▸ Task set:
- a) In the passage on Pfizer's FCPA settlement, how much did Pfizer pay in criminal penalties to the Department of Justice?
- b) Would you echo the part of the Pfizer settlement passage that begins at the words "It’s Friday and" and stops after "SEC Press Releases."?

It’s Friday and once again it was a wild week in the Foreign Corrupt Practices Act (FCPA) and wider compliance world. In the FCPA arena, as most compliance practitioners are aware, Pfizer settled is FCPA enforcement action this week. In its settlement Pfizer paid $15 million in criminal penalties to the Department of Justice (DOJ) and $45.2 million in disgorgement and pre-judgment interest to the Securities and Exchange Commission (SEC). While the total settlement did not put Pfizer on the coveted ‘Top 10 FCPA Settlements of All-Time’ list, Pfizer did land on the FCPA Blog’s ‘Top Ten Disgorgement’ list. A special kudos goes to the FCPA Professor for his exhaustive review, over two separate blog postings, of the Criminal Information, Deferred Prosecution Agreement (DPA), SEC Civil Complaint and the DOJ and SEC Press Releases.

The DPA had some very interesting new wrinkles regarding the compliance regime that Pfizer agreed to institute. They were all called “enhanced compliance obligations” and were included in three supplemental attachments to the standard Attachment C, of the DPA. They were monikered Attachments C.1, C.2 and C.3. I have set out below the obligations that Pfizer agreed to in Attachment C.1.

▸ Given information:
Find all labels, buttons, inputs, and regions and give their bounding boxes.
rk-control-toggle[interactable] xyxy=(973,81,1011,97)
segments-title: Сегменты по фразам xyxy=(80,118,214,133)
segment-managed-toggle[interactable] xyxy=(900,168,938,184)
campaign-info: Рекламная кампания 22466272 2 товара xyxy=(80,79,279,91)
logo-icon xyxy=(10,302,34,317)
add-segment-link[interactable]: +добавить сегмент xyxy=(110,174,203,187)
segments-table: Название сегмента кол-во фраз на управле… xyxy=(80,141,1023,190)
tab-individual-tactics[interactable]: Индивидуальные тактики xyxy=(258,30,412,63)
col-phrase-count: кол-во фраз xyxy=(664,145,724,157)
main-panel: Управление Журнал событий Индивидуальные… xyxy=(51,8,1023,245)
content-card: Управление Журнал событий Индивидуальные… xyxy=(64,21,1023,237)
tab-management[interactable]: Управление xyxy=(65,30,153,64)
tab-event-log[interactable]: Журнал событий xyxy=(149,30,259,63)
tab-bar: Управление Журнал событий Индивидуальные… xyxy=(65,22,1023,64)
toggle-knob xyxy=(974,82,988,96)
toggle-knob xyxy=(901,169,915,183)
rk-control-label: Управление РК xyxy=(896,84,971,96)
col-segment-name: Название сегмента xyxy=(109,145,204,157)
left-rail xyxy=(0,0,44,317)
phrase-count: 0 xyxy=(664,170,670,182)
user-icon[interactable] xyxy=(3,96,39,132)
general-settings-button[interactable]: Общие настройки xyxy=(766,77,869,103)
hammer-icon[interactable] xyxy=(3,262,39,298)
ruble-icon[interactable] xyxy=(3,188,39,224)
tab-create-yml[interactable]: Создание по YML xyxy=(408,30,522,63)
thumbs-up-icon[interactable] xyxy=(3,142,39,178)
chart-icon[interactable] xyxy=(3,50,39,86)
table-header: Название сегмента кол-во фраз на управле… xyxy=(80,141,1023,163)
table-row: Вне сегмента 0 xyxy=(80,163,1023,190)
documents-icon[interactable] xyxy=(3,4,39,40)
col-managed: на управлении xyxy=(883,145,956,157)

▸ Worked solutions:
- a) $15 million.

- b)
It’s Friday and once again it was a wild week in the Foreign Corrupt Practices Act (FCPA) and wider compliance world. In the FCPA arena, as most compliance practitioners are aware, Pfizer settled is FCPA enforcement action this week. In its settlement Pfizer paid $15 million in criminal penalties to the Department of Justice (DOJ) and $45.2 million in disgorgement and pre-judgment interest to the Securities and Exchange Commission (SEC). While the total settlement did not put Pfizer on the coveted ‘Top 10 FCPA Settlements of All-Time’ list, Pfizer did land on the FCPA Blog’s ‘Top Ten Disgorgement’ list. A special kudos goes to the FCPA Professor for his exhaustive review, over two separate blog postings, of the Criminal Information, Deferred Prosecution Agreement (DPA), SEC Civil Complaint and the DOJ and SEC Press Releases.